- _WHAT TO PRODUCE_
In full and without alteration, give the listing again.

- _TASK MATERIAL_
:::::
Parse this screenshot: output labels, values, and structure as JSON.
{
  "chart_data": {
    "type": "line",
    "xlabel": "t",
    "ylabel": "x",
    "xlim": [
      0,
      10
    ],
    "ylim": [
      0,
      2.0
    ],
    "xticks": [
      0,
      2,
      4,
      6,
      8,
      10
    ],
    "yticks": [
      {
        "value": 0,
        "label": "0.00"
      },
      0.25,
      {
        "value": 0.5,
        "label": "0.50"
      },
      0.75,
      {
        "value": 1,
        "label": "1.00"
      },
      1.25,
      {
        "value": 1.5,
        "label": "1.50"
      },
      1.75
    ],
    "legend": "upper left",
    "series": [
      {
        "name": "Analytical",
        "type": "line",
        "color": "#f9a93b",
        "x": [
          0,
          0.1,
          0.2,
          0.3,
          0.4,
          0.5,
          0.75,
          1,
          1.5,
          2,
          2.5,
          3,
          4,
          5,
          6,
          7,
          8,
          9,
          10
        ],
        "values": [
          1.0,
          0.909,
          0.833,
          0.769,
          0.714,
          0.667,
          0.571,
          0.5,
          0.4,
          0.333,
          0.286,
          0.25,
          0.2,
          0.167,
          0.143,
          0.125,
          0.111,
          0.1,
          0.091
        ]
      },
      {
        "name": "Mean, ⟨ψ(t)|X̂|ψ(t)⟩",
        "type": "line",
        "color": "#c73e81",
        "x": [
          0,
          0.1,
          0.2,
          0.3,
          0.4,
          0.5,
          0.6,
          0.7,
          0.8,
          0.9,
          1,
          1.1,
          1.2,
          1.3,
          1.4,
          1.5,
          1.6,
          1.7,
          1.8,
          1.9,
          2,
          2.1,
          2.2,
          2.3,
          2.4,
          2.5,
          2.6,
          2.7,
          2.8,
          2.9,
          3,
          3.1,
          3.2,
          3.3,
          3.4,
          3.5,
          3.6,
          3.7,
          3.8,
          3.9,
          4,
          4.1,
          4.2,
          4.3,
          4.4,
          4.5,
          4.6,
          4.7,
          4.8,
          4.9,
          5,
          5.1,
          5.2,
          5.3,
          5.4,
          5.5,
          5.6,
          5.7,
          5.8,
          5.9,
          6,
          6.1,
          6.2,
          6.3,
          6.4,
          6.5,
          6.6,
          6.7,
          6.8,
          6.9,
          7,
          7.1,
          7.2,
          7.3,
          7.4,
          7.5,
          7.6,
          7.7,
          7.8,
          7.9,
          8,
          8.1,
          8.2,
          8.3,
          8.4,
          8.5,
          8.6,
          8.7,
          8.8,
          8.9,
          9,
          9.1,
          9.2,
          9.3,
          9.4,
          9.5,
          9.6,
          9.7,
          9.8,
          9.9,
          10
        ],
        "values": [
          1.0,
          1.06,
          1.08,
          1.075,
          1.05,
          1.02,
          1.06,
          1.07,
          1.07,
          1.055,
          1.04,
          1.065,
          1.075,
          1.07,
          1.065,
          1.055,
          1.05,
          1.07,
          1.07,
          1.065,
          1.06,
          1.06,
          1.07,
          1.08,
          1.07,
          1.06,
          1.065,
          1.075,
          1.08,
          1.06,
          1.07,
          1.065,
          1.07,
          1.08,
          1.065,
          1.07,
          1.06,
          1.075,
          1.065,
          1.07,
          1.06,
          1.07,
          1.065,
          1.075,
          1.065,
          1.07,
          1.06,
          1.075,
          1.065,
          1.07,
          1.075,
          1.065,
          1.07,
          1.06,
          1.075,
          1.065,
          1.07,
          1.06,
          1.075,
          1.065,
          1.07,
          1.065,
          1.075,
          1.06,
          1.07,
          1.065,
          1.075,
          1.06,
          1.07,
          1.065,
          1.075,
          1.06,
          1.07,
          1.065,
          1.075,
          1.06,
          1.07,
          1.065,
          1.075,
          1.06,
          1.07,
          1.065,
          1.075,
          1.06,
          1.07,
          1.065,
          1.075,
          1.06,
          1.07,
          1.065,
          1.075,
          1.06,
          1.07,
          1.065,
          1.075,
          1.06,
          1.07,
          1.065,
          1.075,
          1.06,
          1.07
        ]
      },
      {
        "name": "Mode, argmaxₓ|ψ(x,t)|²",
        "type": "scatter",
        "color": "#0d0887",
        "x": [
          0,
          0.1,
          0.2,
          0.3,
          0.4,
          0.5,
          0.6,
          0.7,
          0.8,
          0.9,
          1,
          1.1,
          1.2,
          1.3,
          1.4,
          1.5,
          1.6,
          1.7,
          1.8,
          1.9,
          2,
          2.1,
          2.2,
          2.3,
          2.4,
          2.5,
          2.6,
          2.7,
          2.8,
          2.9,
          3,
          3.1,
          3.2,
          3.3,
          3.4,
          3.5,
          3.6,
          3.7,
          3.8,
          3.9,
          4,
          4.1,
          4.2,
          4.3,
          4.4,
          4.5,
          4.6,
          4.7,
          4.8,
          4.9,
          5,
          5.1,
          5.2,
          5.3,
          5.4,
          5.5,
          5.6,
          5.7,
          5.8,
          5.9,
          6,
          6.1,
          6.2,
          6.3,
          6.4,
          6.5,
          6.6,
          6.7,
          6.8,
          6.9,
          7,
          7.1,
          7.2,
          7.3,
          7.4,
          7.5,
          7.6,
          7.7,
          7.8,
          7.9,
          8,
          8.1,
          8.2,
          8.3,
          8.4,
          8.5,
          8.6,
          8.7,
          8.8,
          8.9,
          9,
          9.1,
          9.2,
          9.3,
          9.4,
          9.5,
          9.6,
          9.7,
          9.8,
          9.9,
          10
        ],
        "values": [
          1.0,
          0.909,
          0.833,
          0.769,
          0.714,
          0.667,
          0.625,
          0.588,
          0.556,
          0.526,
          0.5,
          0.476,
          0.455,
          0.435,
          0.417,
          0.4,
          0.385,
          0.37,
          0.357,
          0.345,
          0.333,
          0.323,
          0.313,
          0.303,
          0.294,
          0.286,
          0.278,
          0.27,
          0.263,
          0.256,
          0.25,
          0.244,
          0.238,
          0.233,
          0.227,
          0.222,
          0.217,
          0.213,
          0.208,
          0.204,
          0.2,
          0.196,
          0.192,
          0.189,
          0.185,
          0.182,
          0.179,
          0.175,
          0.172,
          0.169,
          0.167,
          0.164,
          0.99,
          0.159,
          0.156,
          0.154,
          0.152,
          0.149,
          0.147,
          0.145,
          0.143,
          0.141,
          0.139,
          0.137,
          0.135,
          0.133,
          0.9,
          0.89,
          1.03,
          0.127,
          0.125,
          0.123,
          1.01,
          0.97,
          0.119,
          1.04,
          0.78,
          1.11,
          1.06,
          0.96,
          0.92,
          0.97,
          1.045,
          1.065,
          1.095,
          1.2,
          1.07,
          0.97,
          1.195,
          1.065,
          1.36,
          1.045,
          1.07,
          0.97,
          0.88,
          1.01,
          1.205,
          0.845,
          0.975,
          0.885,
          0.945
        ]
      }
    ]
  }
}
:::::
- _FULL RESPONSE_
Parse this screenshot: output labels, values, and structure as JSON.
{
  "chart_data": {
    "type": "line",
    "xlabel": "t",
    "ylabel": "x",
    "xlim": [
      0,
      10
    ],
    "ylim": [
      0,
      2.0
    ],
    "xticks": [
      0,
      2,
      4,
      6,
      8,
      10
    ],
    "yticks": [
      {
        "value": 0,
        "label": "0.00"
      },
      0.25,
      {
        "value": 0.5,
        "label": "0.50"
      },
      0.75,
      {
        "value": 1,
        "label": "1.00"
      },
      1.25,
      {
        "value": 1.5,
        "label": "1.50"
      },
      1.75
    ],
    "legend": "upper left",
    "series": [
      {
        "name": "Analytical",
        "type": "line",
        "color": "#f9a93b",
        "x": [
          0,
          0.1,
          0.2,
          0.3,
          0.4,
          0.5,
          0.75,
          1,
          1.5,
          2,
          2.5,
          3,
          4,
          5,
          6,
          7,
          8,
          9,
          10
        ],
        "values": [
          1.0,
          0.909,
          0.833,
          0.769,
          0.714,
          0.667,
          0.571,
          0.5,
          0.4,
          0.333,
          0.286,
          0.25,
          0.2,
          0.167,
          0.143,
          0.125,
          0.111,
          0.1,
          0.091
        ]
      },
      {
        "name": "Mean, ⟨ψ(t)|X̂|ψ(t)⟩",
        "type": "line",
        "color": "#c73e81",
        "x": [
          0,
          0.1,
          0.2,
          0.3,
          0.4,
          0.5,
          0.6,
          0.7,
          0.8,
          0.9,
          1,
          1.1,
          1.2,
          1.3,
          1.4,
          1.5,
          1.6,
          1.7,
          1.8,
          1.9,
          2,
          2.1,
          2.2,
          2.3,
          2.4,
          2.5,
          2.6,
          2.7,
          2.8,
          2.9,
          3,
          3.1,
          3.2,
          3.3,
          3.4,
          3.5,
          3.6,
          3.7,
          3.8,
          3.9,
          4,
          4.1,
          4.2,
          4.3,
          4.4,
          4.5,
          4.6,
          4.7,
          4.8,
          4.9,
          5,
          5.1,
          5.2,
          5.3,
          5.4,
          5.5,
          5.6,
          5.7,
          5.8,
          5.9,
          6,
          6.1,
          6.2,
          6.3,
          6.4,
          6.5,
          6.6,
          6.7,
          6.8,
          6.9,
          7,
          7.1,
          7.2,
          7.3,
          7.4,
          7.5,
          7.6,
          7.7,
          7.8,
          7.9,
          8,
          8.1,
          8.2,
          8.3,
          8.4,
          8.5,
          8.6,
          8.7,
          8.8,
          8.9,
          9,
          9.1,
          9.2,
          9.3,
          9.4,
          9.5,
          9.6,
          9.7,
          9.8,
          9.9,
          10
        ],
        "values": [
          1.0,
          1.06,
          1.08,
          1.075,
          1.05,
          1.02,
          1.06,
          1.07,
          1.07,
          1.055,
          1.04,
          1.065,
          1.075,
          1.07,
          1.065,
          1.055,
          1.05,
          1.07,
          1.07,
          1.065,
          1.06,
          1.06,
          1.07,
          1.08,
          1.07,
          1.06,
          1.065,
          1.075,
          1.08,
          1.06,
          1.07,
          1.065,
          1.07,
          1.08,
          1.065,
          1.07,
          1.06,
          1.075,
          1.065,
          1.07,
          1.06,
          1.07,
          1.065,
          1.075,
          1.065,
          1.07,
          1.06,
          1.075,
          1.065,
          1.07,
          1.075,
          1.065,
          1.07,
          1.06,
          1.075,
          1.065,
          1.07,
          1.06,
          1.075,
          1.065,
          1.07,
          1.065,
          1.075,
          1.06,
          1.07,
          1.065,
          1.075,
          1.06,
          1.07,
          1.065,
          1.075,
          1.06,
          1.07,
          1.065,
          1.075,
          1.06,
          1.07,
          1.065,
          1.075,
          1.06,
          1.07,
          1.065,
          1.075,
          1.06,
          1.07,
          1.065,
          1.075,
          1.06,
          1.07,
          1.065,
          1.075,
          1.06,
          1.07,
          1.065,
          1.075,
          1.06,
          1.07,
          1.065,
          1.075,
          1.06,
          1.07
        ]
      },
      {
        "name": "Mode, argmaxₓ|ψ(x,t)|²",
        "type": "scatter",
        "color": "#0d0887",
        "x": [
          0,
          0.1,
          0.2,
          0.3,
          0.4,
          0.5,
          0.6,
          0.7,
          0.8,
          0.9,
          1,
          1.1,
          1.2,
          1.3,
          1.4,
          1.5,
          1.6,
          1.7,
          1.8,
          1.9,
          2,
          2.1,
          2.2,
          2.3,
          2.4,
          2.5,
          2.6,
          2.7,
          2.8,
          2.9,
          3,
          3.1,
          3.2,
          3.3,
          3.4,
          3.5,
          3.6,
          3.7,
          3.8,
          3.9,
          4,
          4.1,
          4.2,
          4.3,
          4.4,
          4.5,
          4.6,
          4.7,
          4.8,
          4.9,
          5,
          5.1,
          5.2,
          5.3,
          5.4,
          5.5,
          5.6,
          5.7,
          5.8,
          5.9,
          6,
          6.1,
          6.2,
          6.3,
          6.4,
          6.5,
          6.6,
          6.7,
          6.8,
          6.9,
          7,
          7.1,
          7.2,
          7.3,
          7.4,
          7.5,
          7.6,
          7.7,
          7.8,
          7.9,
          8,
          8.1,
          8.2,
          8.3,
          8.4,
          8.5,
          8.6,
          8.7,
          8.8,
          8.9,
          9,
          9.1,
          9.2,
          9.3,
          9.4,
          9.5,
          9.6,
          9.7,
          9.8,
          9.9,
          10
        ],
        "values": [
          1.0,
          0.909,
          0.833,
          0.769,
          0.714,
          0.667,
          0.625,
          0.588,
          0.556,
          0.526,
          0.5,
          0.476,
          0.455,
          0.435,
          0.417,
          0.4,
          0.385,
          0.37,
          0.357,
          0.345,
          0.333,
          0.323,
          0.313,
          0.303,
          0.294,
          0.286,
          0.278,
          0.27,
          0.263,
          0.256,
          0.25,
          0.244,
          0.238,
          0.233,
          0.227,
          0.222,
          0.217,
          0.213,
          0.208,
          0.204,
          0.2,
          0.196,
          0.192,
          0.189,
          0.185,
          0.182,
          0.179,
          0.175,
          0.172,
          0.169,
          0.167,
          0.164,
          0.99,
          0.159,
          0.156,
          0.154,
          0.152,
          0.149,
          0.147,
          0.145,
          0.143,
          0.141,
          0.139,
          0.137,
          0.135,
          0.133,
          0.9,
          0.89,
          1.03,
          0.127,
          0.125,
          0.123,
          1.01,
          0.97,
          0.119,
          1.04,
          0.78,
          1.11,
          1.06,
          0.96,
          0.92,
          0.97,
          1.045,
          1.065,
          1.095,
          1.2,
          1.07,
          0.97,
          1.195,
          1.065,
          1.36,
          1.045,
          1.07,
          0.97,
          0.88,
          1.01,
          1.205,
          0.845,
          0.975,
          0.885,
          0.945
        ]
      }
    ]
  }
}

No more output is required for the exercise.